*PROBLEM DESCRIPTION*:
Repeat every line of the material, character for character.

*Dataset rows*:
-- START --
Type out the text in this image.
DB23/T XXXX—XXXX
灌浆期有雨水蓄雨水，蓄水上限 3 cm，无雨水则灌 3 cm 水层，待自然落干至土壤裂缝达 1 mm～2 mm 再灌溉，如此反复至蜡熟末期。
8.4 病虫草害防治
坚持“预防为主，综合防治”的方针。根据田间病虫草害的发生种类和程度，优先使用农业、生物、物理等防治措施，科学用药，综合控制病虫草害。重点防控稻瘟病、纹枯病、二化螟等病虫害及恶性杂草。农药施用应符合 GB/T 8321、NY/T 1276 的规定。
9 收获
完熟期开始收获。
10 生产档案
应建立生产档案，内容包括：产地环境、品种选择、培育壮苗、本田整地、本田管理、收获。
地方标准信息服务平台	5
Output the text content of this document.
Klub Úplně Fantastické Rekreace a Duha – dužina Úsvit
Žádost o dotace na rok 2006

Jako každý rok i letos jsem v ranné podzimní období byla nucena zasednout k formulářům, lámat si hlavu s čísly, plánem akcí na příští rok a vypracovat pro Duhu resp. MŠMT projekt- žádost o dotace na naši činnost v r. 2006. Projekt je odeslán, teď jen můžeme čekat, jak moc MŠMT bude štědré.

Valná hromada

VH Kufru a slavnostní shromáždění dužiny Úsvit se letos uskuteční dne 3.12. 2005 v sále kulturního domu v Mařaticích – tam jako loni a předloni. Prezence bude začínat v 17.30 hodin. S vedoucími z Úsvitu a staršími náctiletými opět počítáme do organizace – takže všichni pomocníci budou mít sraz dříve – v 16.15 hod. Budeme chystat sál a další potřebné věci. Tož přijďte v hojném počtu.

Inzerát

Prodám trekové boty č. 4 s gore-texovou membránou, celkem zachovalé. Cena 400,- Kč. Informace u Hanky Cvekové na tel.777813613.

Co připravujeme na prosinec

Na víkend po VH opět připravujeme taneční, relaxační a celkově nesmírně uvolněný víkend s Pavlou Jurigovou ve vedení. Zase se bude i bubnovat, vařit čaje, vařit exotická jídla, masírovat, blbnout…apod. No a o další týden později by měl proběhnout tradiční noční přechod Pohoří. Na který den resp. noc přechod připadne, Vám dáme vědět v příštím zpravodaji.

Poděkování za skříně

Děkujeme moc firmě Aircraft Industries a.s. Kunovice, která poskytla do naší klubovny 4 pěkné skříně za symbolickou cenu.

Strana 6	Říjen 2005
-- END --
*ANSWER TO THIS TASK*:
Type out the text in this image.
DB23/T XXXX—XXXX
灌浆期有雨水蓄雨水，蓄水上限 3 cm，无雨水则灌 3 cm 水层，待自然落干至土壤裂缝达 1 mm～2 mm 再灌溉，如此反复至蜡熟末期。
8.4 病虫草害防治
坚持“预防为主，综合防治”的方针。根据田间病虫草害的发生种类和程度，优先使用农业、生物、物理等防治措施，科学用药，综合控制病虫草害。重点防控稻瘟病、纹枯病、二化螟等病虫害及恶性杂草。农药施用应符合 GB/T 8321、NY/T 1276 的规定。
9 收获
完熟期开始收获。
10 生产档案
应建立生产档案，内容包括：产地环境、品种选择、培育壮苗、本田整地、本田管理、收获。
地方标准信息服务平台	5
Output the text content of this document.
Klub Úplně Fantastické Rekreace a Duha – dužina Úsvit
Žádost o dotace na rok 2006

Jako každý rok i letos jsem v ranné podzimní období byla nucena zasednout k formulářům, lámat si hlavu s čísly, plánem akcí na příští rok a vypracovat pro Duhu resp. MŠMT projekt- žádost o dotace na naši činnost v r. 2006. Projekt je odeslán, teď jen můžeme čekat, jak moc MŠMT bude štědré.

Valná hromada

VH Kufru a slavnostní shromáždění dužiny Úsvit se letos uskuteční dne 3.12. 2005 v sále kulturního domu v Mařaticích – tam jako loni a předloni. Prezence bude začínat v 17.30 hodin. S vedoucími z Úsvitu a staršími náctiletými opět počítáme do organizace – takže všichni pomocníci budou mít sraz dříve – v 16.15 hod. Budeme chystat sál a další potřebné věci. Tož přijďte v hojném počtu.

Inzerát

Prodám trekové boty č. 4 s gore-texovou membránou, celkem zachovalé. Cena 400,- Kč. Informace u Hanky Cvekové na tel.777813613.

Co připravujeme na prosinec

Na víkend po VH opět připravujeme taneční, relaxační a celkově nesmírně uvolněný víkend s Pavlou Jurigovou ve vedení. Zase se bude i bubnovat, vařit čaje, vařit exotická jídla, masírovat, blbnout…apod. No a o další týden později by měl proběhnout tradiční noční přechod Pohoří. Na který den resp. noc přechod připadne, Vám dáme vědět v příštím zpravodaji.

Poděkování za skříně

Děkujeme moc firmě Aircraft Industries a.s. Kunovice, která poskytla do naší klubovny 4 pěkné skříně za symbolickou cenu.

Strana 6	Říjen 2005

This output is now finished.